- PROVIDED INFORMATION
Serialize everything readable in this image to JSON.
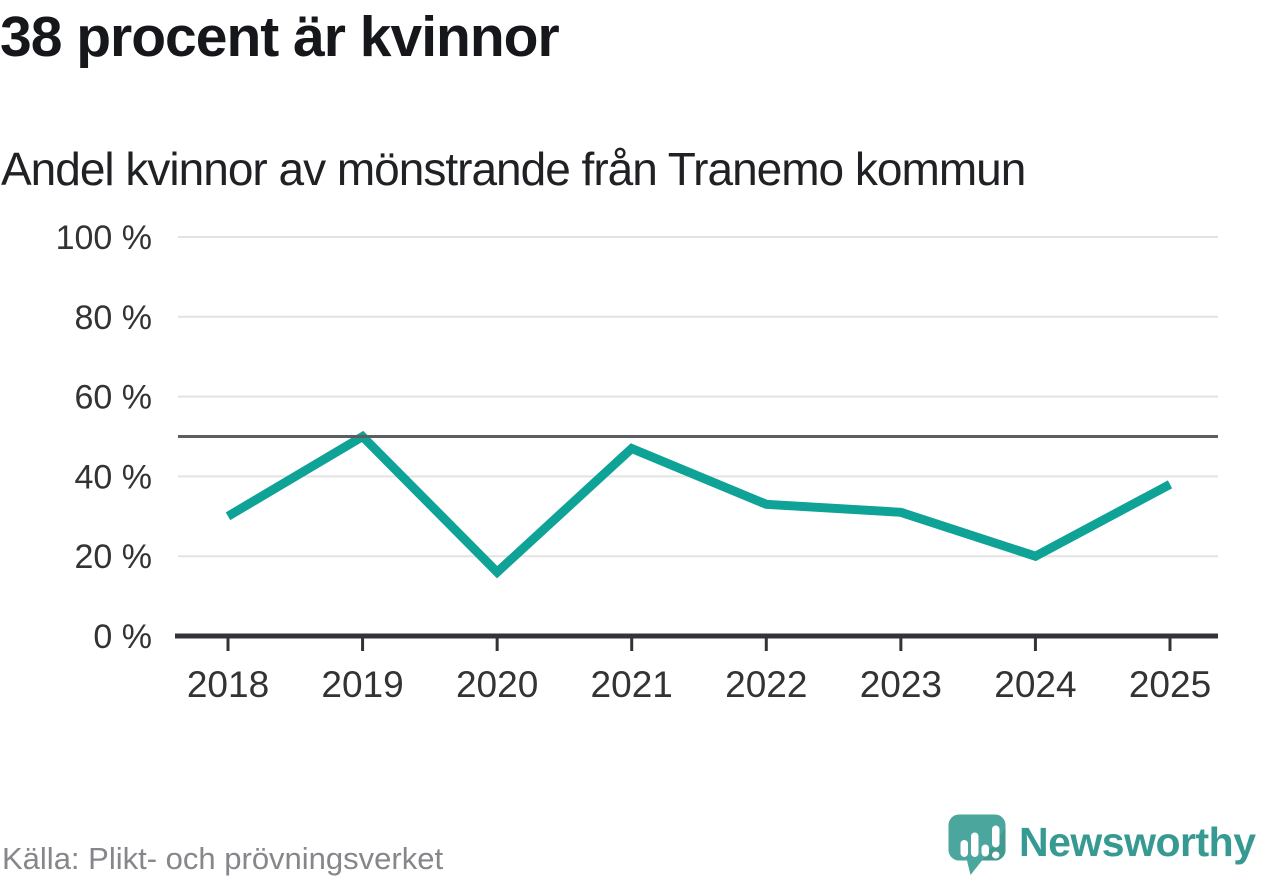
{
  "chart_data": {
    "type": "line",
    "title": "38 procent är kvinnor",
    "subtitle": "Andel kvinnor av mönstrande från Tranemo kommun",
    "categories": [
      "2018",
      "2019",
      "2020",
      "2021",
      "2022",
      "2023",
      "2024",
      "2025"
    ],
    "series": [
      {
        "name": "Andel kvinnor",
        "values": [
          30,
          50,
          16,
          47,
          33,
          31,
          20,
          38
        ]
      }
    ],
    "ylim": [
      0,
      100
    ],
    "yticks": [
      0,
      20,
      40,
      60,
      80,
      100
    ],
    "ytick_suffix": " %",
    "reference_line": 50,
    "grid": true,
    "legend_position": "none"
  },
  "footer": {
    "source": "Källa: Plikt- och prövningsverket",
    "brand": "Newsworthy",
    "logo_icon": "speech-bubble-bar-chart-icon"
  },
  "colors": {
    "accent_line": "#0FA296",
    "grid_line": "#E3E3E3",
    "reference_line": "#5C5D61",
    "axis_line": "#333438",
    "tick_label": "#333333",
    "title_text": "#15171A",
    "subtitle_text": "#202124",
    "source_text": "#86868B",
    "brand_text": "#379A92",
    "logo_fill": "#4BA69E",
    "logo_shade": "#41998F",
    "logo_glyph": "#FFFFFF"
  }
}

- EXERCISE DIRECTIONS
Reproduce each line exactly as it appears, omitting the pictures.

- OUTPUT OF THE EXERCISE
Serialize everything readable in this image to JSON.
{
  "chart_data": {
    "type": "line",
    "title": "38 procent är kvinnor",
    "subtitle": "Andel kvinnor av mönstrande från Tranemo kommun",
    "categories": [
      "2018",
      "2019",
      "2020",
      "2021",
      "2022",
      "2023",
      "2024",
      "2025"
    ],
    "series": [
      {
        "name": "Andel kvinnor",
        "values": [
          30,
          50,
          16,
          47,
          33,
          31,
          20,
          38
        ]
      }
    ],
    "ylim": [
      0,
      100
    ],
    "yticks": [
      0,
      20,
      40,
      60,
      80,
      100
    ],
    "ytick_suffix": " %",
    "reference_line": 50,
    "grid": true,
    "legend_position": "none"
  },
  "footer": {
    "source": "Källa: Plikt- och prövningsverket",
    "brand": "Newsworthy",
    "logo_icon": "speech-bubble-bar-chart-icon"
  },
  "colors": {
    "accent_line": "#0FA296",
    "grid_line": "#E3E3E3",
    "reference_line": "#5C5D61",
    "axis_line": "#333438",
    "tick_label": "#333333",
    "title_text": "#15171A",
    "subtitle_text": "#202124",
    "source_text": "#86868B",
    "brand_text": "#379A92",
    "logo_fill": "#4BA69E",
    "logo_shade": "#41998F",
    "logo_glyph": "#FFFFFF"
  }
}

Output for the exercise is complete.